# [SET TASK]
Output as a JSON list of strings, one string per line with blank lines omitted, the lines from the start of the records up to and including the line containing "feature-label: Unlock Special Fiture <box>511".

# [DATASET EXCERPTS]

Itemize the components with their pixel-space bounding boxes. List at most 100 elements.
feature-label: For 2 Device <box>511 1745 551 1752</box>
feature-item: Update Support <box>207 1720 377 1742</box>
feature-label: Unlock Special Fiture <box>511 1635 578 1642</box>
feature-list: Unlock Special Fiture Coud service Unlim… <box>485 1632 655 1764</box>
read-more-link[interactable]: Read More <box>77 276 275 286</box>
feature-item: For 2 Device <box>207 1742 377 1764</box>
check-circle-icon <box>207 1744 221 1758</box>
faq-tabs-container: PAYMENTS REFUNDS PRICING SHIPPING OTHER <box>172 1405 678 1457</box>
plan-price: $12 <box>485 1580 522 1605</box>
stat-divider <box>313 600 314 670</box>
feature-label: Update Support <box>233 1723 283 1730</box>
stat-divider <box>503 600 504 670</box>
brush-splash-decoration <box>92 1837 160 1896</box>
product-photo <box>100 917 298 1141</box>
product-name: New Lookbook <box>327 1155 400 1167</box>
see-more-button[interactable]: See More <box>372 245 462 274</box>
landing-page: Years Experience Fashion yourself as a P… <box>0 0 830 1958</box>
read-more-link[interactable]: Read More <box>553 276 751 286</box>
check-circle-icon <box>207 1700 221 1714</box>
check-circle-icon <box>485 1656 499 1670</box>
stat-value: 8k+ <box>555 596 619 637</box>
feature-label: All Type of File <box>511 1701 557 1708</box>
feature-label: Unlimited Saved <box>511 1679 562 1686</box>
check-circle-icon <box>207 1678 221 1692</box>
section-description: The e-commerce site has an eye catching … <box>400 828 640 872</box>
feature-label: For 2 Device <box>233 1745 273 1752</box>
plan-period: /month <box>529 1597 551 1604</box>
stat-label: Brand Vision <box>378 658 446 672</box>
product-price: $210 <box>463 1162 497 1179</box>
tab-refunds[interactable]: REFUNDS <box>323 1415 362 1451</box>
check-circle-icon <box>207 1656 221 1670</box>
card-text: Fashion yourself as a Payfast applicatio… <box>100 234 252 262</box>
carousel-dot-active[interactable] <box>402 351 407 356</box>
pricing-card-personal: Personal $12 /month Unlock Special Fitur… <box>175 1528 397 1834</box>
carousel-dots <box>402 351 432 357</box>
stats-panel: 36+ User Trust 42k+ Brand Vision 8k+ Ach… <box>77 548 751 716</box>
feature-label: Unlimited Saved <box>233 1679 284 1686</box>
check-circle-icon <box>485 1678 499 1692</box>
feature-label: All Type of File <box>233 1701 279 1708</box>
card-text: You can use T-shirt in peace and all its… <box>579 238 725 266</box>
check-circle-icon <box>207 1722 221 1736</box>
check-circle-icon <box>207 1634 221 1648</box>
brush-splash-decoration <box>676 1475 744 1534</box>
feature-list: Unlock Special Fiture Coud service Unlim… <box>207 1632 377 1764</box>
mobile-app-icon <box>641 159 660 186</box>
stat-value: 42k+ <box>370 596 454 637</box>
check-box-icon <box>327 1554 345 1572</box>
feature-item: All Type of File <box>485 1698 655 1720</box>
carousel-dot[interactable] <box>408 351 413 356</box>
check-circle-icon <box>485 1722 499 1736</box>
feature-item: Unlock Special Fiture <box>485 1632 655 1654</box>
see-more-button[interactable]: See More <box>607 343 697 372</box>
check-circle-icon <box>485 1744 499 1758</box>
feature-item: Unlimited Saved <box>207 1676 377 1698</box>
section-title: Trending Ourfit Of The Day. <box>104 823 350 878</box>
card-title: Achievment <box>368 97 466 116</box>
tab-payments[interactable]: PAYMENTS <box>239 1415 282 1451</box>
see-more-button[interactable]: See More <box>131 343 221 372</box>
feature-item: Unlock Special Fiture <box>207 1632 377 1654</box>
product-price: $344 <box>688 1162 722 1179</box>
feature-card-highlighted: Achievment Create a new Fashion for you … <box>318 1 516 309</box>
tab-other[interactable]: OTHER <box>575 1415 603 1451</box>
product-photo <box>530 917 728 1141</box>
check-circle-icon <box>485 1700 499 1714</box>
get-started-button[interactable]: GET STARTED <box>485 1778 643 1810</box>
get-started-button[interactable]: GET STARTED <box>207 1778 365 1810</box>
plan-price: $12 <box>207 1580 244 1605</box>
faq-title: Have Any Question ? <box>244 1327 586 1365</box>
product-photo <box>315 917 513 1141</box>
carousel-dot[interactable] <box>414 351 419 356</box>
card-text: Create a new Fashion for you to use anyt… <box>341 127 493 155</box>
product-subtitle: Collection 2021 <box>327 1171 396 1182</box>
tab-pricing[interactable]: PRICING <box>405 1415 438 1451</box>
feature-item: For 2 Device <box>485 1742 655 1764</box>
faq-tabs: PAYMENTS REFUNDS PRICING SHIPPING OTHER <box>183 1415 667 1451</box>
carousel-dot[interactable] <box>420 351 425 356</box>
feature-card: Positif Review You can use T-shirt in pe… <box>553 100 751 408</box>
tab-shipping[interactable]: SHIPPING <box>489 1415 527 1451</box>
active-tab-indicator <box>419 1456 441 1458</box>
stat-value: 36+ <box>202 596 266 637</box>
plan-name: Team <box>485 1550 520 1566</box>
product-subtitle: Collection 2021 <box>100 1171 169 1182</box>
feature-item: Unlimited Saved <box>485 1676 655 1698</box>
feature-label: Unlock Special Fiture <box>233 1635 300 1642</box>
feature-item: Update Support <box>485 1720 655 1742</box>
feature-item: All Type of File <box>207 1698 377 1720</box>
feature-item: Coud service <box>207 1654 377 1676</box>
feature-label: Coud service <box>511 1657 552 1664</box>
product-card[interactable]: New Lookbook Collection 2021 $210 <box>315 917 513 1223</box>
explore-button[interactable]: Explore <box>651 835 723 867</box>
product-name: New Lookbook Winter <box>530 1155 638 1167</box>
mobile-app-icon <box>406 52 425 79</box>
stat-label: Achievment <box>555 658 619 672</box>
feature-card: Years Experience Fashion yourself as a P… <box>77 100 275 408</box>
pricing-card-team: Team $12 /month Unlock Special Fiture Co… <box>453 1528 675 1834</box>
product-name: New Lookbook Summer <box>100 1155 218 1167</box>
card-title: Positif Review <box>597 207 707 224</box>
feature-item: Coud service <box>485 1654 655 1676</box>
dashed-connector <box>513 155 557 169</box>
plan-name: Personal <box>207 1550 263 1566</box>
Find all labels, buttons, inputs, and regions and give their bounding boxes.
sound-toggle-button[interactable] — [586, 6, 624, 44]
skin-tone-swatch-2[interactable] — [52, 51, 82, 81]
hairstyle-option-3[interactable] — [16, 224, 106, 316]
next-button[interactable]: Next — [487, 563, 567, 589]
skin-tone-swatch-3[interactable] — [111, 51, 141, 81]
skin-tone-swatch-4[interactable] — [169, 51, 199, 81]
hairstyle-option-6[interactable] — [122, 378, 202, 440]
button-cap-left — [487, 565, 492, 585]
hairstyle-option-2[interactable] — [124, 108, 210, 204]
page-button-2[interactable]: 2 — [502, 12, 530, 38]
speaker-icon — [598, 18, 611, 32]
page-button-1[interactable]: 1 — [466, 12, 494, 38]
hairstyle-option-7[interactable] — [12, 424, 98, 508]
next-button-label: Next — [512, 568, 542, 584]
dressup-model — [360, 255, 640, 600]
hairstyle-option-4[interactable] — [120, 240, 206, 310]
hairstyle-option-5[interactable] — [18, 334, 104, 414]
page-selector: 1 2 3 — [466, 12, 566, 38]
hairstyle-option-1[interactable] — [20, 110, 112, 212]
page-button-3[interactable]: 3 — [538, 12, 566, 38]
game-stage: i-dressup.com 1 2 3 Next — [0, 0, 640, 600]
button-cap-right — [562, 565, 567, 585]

# [FINAL RESULT]
[
  "Itemize the components with their pixel-space bounding boxes. List at most 100 elements.",
  "feature-label: For 2 Device <box>511 1745 551 1752</box>",
  "feature-item: Update Support <box>207 1720 377 1742</box>",
  "feature-label: Unlock Special Fiture <box>511 1635 578 1642</box>"
]